◆ **GIVEN DATA**
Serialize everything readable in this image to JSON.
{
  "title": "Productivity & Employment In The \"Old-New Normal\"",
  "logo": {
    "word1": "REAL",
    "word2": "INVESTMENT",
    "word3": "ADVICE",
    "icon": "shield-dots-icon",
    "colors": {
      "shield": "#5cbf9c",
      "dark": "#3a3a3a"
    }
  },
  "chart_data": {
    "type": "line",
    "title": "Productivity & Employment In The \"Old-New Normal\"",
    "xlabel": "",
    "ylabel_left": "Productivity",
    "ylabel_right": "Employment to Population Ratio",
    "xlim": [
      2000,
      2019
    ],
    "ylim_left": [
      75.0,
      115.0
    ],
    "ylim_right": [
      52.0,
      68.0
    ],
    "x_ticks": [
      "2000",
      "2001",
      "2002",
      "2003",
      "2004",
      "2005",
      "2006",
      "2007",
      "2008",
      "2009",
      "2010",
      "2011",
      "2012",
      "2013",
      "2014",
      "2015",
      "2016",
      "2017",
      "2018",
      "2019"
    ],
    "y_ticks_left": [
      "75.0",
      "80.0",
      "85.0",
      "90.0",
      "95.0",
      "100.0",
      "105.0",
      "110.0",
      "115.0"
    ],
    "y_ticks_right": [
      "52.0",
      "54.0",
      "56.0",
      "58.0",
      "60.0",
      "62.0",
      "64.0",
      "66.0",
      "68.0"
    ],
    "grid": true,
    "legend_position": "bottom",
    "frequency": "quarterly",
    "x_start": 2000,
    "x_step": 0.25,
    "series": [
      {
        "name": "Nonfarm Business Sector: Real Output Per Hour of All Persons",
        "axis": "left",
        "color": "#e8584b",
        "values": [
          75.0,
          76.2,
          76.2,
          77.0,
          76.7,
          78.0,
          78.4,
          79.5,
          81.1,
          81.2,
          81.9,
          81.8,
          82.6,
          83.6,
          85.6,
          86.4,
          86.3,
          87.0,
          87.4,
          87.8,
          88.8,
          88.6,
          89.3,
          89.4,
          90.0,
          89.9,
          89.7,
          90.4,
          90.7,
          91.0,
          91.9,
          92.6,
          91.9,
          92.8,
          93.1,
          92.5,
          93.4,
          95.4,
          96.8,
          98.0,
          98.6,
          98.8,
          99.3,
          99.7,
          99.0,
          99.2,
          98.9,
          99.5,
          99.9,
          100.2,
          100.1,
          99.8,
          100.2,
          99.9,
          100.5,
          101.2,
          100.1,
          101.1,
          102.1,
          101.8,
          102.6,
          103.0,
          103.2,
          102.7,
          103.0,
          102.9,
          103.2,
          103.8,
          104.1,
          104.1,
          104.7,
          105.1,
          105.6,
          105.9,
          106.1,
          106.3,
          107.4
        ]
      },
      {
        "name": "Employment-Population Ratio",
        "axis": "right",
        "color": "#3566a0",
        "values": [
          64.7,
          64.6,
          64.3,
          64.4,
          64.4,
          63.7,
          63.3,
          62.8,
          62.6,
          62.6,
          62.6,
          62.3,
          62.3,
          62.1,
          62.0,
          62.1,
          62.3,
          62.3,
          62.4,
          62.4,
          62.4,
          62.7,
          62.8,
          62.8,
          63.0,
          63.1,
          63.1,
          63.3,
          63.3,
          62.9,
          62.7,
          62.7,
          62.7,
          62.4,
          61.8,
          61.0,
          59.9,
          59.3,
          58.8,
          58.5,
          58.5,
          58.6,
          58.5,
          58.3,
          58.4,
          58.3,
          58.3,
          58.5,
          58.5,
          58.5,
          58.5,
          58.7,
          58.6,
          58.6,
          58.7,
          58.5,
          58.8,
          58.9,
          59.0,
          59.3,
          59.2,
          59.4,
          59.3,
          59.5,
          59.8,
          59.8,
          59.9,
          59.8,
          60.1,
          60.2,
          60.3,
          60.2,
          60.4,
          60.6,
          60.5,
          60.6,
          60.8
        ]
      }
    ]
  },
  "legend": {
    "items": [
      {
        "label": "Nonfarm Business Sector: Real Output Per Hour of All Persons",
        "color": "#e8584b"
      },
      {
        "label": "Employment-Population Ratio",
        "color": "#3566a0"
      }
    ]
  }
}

◆ **TASK DIRECTIONS**
Set all of the records down again, exactly as they stand.

◆ **RESULT OF THIS TASK**
Serialize everything readable in this image to JSON.
{
  "title": "Productivity & Employment In The \"Old-New Normal\"",
  "logo": {
    "word1": "REAL",
    "word2": "INVESTMENT",
    "word3": "ADVICE",
    "icon": "shield-dots-icon",
    "colors": {
      "shield": "#5cbf9c",
      "dark": "#3a3a3a"
    }
  },
  "chart_data": {
    "type": "line",
    "title": "Productivity & Employment In The \"Old-New Normal\"",
    "xlabel": "",
    "ylabel_left": "Productivity",
    "ylabel_right": "Employment to Population Ratio",
    "xlim": [
      2000,
      2019
    ],
    "ylim_left": [
      75.0,
      115.0
    ],
    "ylim_right": [
      52.0,
      68.0
    ],
    "x_ticks": [
      "2000",
      "2001",
      "2002",
      "2003",
      "2004",
      "2005",
      "2006",
      "2007",
      "2008",
      "2009",
      "2010",
      "2011",
      "2012",
      "2013",
      "2014",
      "2015",
      "2016",
      "2017",
      "2018",
      "2019"
    ],
    "y_ticks_left": [
      "75.0",
      "80.0",
      "85.0",
      "90.0",
      "95.0",
      "100.0",
      "105.0",
      "110.0",
      "115.0"
    ],
    "y_ticks_right": [
      "52.0",
      "54.0",
      "56.0",
      "58.0",
      "60.0",
      "62.0",
      "64.0",
      "66.0",
      "68.0"
    ],
    "grid": true,
    "legend_position": "bottom",
    "frequency": "quarterly",
    "x_start": 2000,
    "x_step": 0.25,
    "series": [
      {
        "name": "Nonfarm Business Sector: Real Output Per Hour of All Persons",
        "axis": "left",
        "color": "#e8584b",
        "values": [
          75.0,
          76.2,
          76.2,
          77.0,
          76.7,
          78.0,
          78.4,
          79.5,
          81.1,
          81.2,
          81.9,
          81.8,
          82.6,
          83.6,
          85.6,
          86.4,
          86.3,
          87.0,
          87.4,
          87.8,
          88.8,
          88.6,
          89.3,
          89.4,
          90.0,
          89.9,
          89.7,
          90.4,
          90.7,
          91.0,
          91.9,
          92.6,
          91.9,
          92.8,
          93.1,
          92.5,
          93.4,
          95.4,
          96.8,
          98.0,
          98.6,
          98.8,
          99.3,
          99.7,
          99.0,
          99.2,
          98.9,
          99.5,
          99.9,
          100.2,
          100.1,
          99.8,
          100.2,
          99.9,
          100.5,
          101.2,
          100.1,
          101.1,
          102.1,
          101.8,
          102.6,
          103.0,
          103.2,
          102.7,
          103.0,
          102.9,
          103.2,
          103.8,
          104.1,
          104.1,
          104.7,
          105.1,
          105.6,
          105.9,
          106.1,
          106.3,
          107.4
        ]
      },
      {
        "name": "Employment-Population Ratio",
        "axis": "right",
        "color": "#3566a0",
        "values": [
          64.7,
          64.6,
          64.3,
          64.4,
          64.4,
          63.7,
          63.3,
          62.8,
          62.6,
          62.6,
          62.6,
          62.3,
          62.3,
          62.1,
          62.0,
          62.1,
          62.3,
          62.3,
          62.4,
          62.4,
          62.4,
          62.7,
          62.8,
          62.8,
          63.0,
          63.1,
          63.1,
          63.3,
          63.3,
          62.9,
          62.7,
          62.7,
          62.7,
          62.4,
          61.8,
          61.0,
          59.9,
          59.3,
          58.8,
          58.5,
          58.5,
          58.6,
          58.5,
          58.3,
          58.4,
          58.3,
          58.3,
          58.5,
          58.5,
          58.5,
          58.5,
          58.7,
          58.6,
          58.6,
          58.7,
          58.5,
          58.8,
          58.9,
          59.0,
          59.3,
          59.2,
          59.4,
          59.3,
          59.5,
          59.8,
          59.8,
          59.9,
          59.8,
          60.1,
          60.2,
          60.3,
          60.2,
          60.4,
          60.6,
          60.5,
          60.6,
          60.8
        ]
      }
    ]
  },
  "legend": {
    "items": [
      {
        "label": "Nonfarm Business Sector: Real Output Per Hour of All Persons",
        "color": "#e8584b"
      },
      {
        "label": "Employment-Population Ratio",
        "color": "#3566a0"
      }
    ]
  }
}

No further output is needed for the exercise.